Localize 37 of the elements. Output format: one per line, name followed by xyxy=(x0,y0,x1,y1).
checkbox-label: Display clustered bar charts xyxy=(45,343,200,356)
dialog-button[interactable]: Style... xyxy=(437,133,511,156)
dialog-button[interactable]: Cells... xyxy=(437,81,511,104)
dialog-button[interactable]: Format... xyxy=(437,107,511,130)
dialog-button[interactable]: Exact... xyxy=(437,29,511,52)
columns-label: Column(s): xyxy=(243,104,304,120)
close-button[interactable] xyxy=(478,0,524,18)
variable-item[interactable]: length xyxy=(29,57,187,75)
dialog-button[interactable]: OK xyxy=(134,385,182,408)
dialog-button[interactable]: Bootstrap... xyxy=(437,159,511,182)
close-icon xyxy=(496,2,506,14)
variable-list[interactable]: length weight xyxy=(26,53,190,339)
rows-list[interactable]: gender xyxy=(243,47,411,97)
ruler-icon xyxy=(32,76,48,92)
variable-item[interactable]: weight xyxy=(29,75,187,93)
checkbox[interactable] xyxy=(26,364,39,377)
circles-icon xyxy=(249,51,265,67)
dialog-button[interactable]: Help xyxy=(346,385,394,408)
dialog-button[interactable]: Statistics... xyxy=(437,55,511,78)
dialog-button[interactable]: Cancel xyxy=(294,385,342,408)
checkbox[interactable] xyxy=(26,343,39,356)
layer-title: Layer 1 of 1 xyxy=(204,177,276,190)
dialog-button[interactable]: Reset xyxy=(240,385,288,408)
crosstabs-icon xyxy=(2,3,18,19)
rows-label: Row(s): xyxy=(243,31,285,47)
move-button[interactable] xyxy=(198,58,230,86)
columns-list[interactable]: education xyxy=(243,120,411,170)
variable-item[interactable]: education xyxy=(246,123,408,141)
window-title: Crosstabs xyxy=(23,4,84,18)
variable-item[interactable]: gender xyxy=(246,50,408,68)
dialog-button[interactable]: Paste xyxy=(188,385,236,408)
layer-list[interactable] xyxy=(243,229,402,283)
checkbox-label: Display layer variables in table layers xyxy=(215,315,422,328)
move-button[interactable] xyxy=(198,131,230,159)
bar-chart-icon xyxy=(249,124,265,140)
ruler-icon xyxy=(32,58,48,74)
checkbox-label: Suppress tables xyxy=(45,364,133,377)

※ ※ ※

— WHAT NEEDS TO BE DONE —
From the material above, copy out every line bearing the string "ruler".

— ANSWER FOR THE TASK —
ruler-icon xyxy=(32,76,48,92)
ruler-icon xyxy=(32,58,48,74)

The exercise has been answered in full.